Dataset excerpts:
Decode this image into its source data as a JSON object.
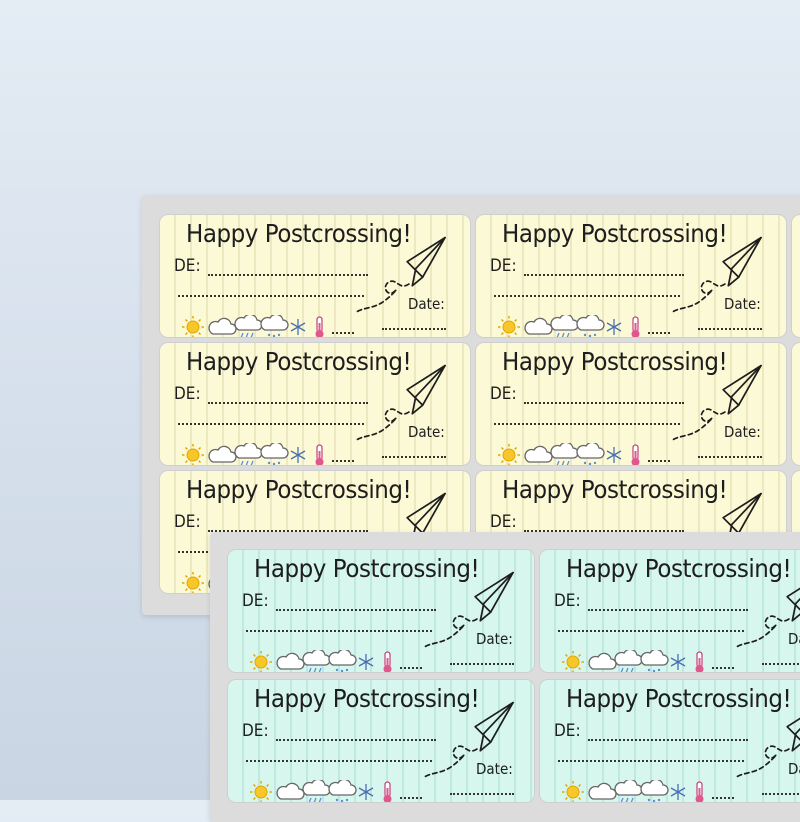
{
  "labels": {
    "title": "Happy Postcrossing!",
    "de": "DE:",
    "date": "Date:"
  },
  "sheets": [
    {
      "name": "yellow",
      "color": "#fcf9d6"
    },
    {
      "name": "mint",
      "color": "#d6f6ee"
    }
  ],
  "weather_icons": [
    "sun-icon",
    "cloud-icon",
    "rain-cloud-icon",
    "drizzle-cloud-icon",
    "snowflake-icon",
    "thermometer-icon"
  ]
}
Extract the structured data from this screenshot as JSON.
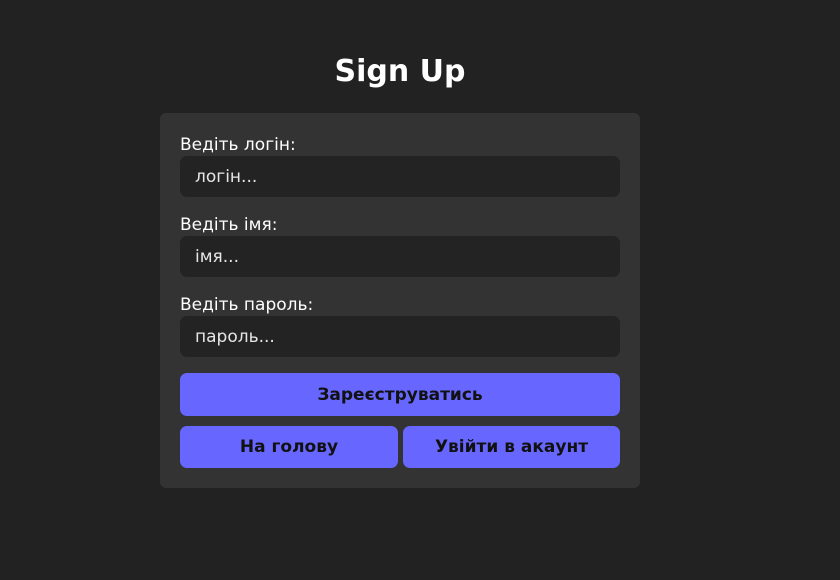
{
  "page": {
    "title": "Sign Up"
  },
  "form": {
    "login": {
      "label": "Ведіть логін:",
      "placeholder": "логін...",
      "value": ""
    },
    "name": {
      "label": "Ведіть імя:",
      "placeholder": "імя...",
      "value": ""
    },
    "password": {
      "label": "Ведіть пароль:",
      "placeholder": "пароль...",
      "value": ""
    },
    "register_label": "Зареєструватись",
    "home_label": "На голову",
    "login_label": "Увійти в акаунт"
  },
  "colors": {
    "background": "#222222",
    "card": "#333333",
    "input": "#232323",
    "accent": "#6767ff"
  }
}
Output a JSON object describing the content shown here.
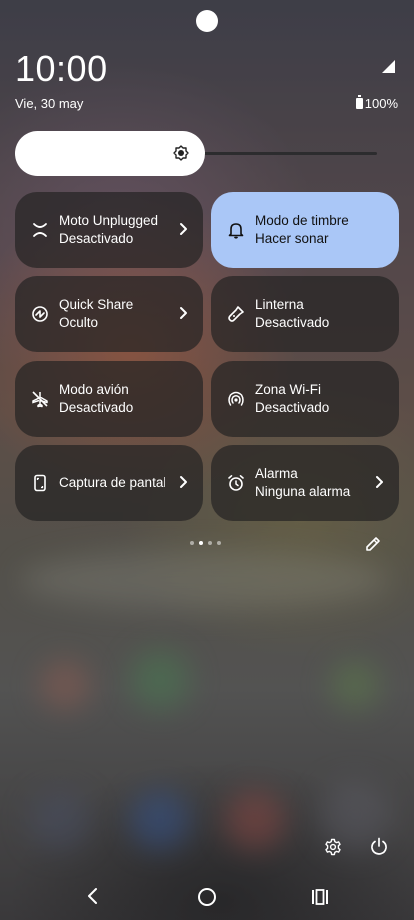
{
  "status": {
    "time": "10:00",
    "date": "Vie, 30 may",
    "battery": "100%",
    "brightness_level": 0.46
  },
  "tiles": [
    {
      "label": "Moto Unplugged",
      "state": "Desactivado",
      "icon": "moto-unplugged-icon",
      "chevron": true,
      "active": false
    },
    {
      "label": "Modo de timbre",
      "state": "Hacer sonar",
      "icon": "bell-icon",
      "chevron": false,
      "active": true
    },
    {
      "label": "Quick Share",
      "state": "Oculto",
      "icon": "quick-share-icon",
      "chevron": true,
      "active": false
    },
    {
      "label": "Linterna",
      "state": "Desactivado",
      "icon": "flashlight-icon",
      "chevron": false,
      "active": false
    },
    {
      "label": "Modo avión",
      "state": "Desactivado",
      "icon": "airplane-off-icon",
      "chevron": false,
      "active": false
    },
    {
      "label": "Zona Wi-Fi",
      "state": "Desactivado",
      "icon": "hotspot-icon",
      "chevron": false,
      "active": false
    },
    {
      "label": "Captura de pantalla",
      "state": "",
      "icon": "screenshot-icon",
      "chevron": true,
      "active": false
    },
    {
      "label": "Alarma",
      "state": "Ninguna alarma",
      "icon": "alarm-icon",
      "chevron": true,
      "active": false
    }
  ],
  "pager": {
    "pages": 4,
    "current": 1
  },
  "colors": {
    "active_tile": "#aac7f7",
    "tile": "#262424"
  }
}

PROBLEM TO WORK ON:
The pictures should not be reproduced; quote all of the other material exactly.

EXERCISE SOLUTION:
Decode this image into its source data as a JSON object.
{
  "labels": {
    "title": "Happy Postcrossing!",
    "de": "DE:",
    "date": "Date:"
  },
  "sheets": [
    {
      "name": "yellow",
      "color": "#fcf9d6"
    },
    {
      "name": "mint",
      "color": "#d6f6ee"
    }
  ],
  "weather_icons": [
    "sun-icon",
    "cloud-icon",
    "rain-cloud-icon",
    "drizzle-cloud-icon",
    "snowflake-icon",
    "thermometer-icon"
  ]
}
Extract the structured data from this screenshot as JSON.
{
  "page": {
    "title": "Sign Up"
  },
  "form": {
    "login": {
      "label": "Ведіть логін:",
      "placeholder": "логін...",
      "value": ""
    },
    "name": {
      "label": "Ведіть імя:",
      "placeholder": "імя...",
      "value": ""
    },
    "password": {
      "label": "Ведіть пароль:",
      "placeholder": "пароль...",
      "value": ""
    },
    "register_label": "Зареєструватись",
    "home_label": "На голову",
    "login_label": "Увійти в акаунт"
  },
  "colors": {
    "background": "#222222",
    "card": "#333333",
    "input": "#232323",
    "accent": "#6767ff"
  }
}
Output a JSON object describing the content shown here.
{
  "status": {
    "time": "10:00",
    "date": "Vie, 30 may",
    "battery": "100%",
    "brightness_level": 0.46
  },
  "tiles": [
    {
      "label": "Moto Unplugged",
      "state": "Desactivado",
      "icon": "moto-unplugged-icon",
      "chevron": true,
      "active": false
    },
    {
      "label": "Modo de timbre",
      "state": "Hacer sonar",
      "icon": "bell-icon",
      "chevron": false,
      "active": true
    },
    {
      "label": "Quick Share",
      "state": "Oculto",
      "icon": "quick-share-icon",
      "chevron": true,
      "active": false
    },
    {
      "label": "Linterna",
      "state": "Desactivado",
      "icon": "flashlight-icon",
      "chevron": false,
      "active": false
    },
    {
      "label": "Modo avión",
      "state": "Desactivado",
      "icon": "airplane-off-icon",
      "chevron": false,
      "active": false
    },
    {
      "label": "Zona Wi-Fi",
      "state": "Desactivado",
      "icon": "hotspot-icon",
      "chevron": false,
      "active": false
    },
    {
      "label": "Captura de pantalla",
      "state": "",
      "icon": "screenshot-icon",
      "chevron": true,
      "active": false
    },
    {
      "label": "Alarma",
      "state": "Ninguna alarma",
      "icon": "alarm-icon",
      "chevron": true,
      "active": false
    }
  ],
  "pager": {
    "pages": 4,
    "current": 1
  },
  "colors": {
    "active_tile": "#aac7f7",
    "tile": "#262424"
  }
}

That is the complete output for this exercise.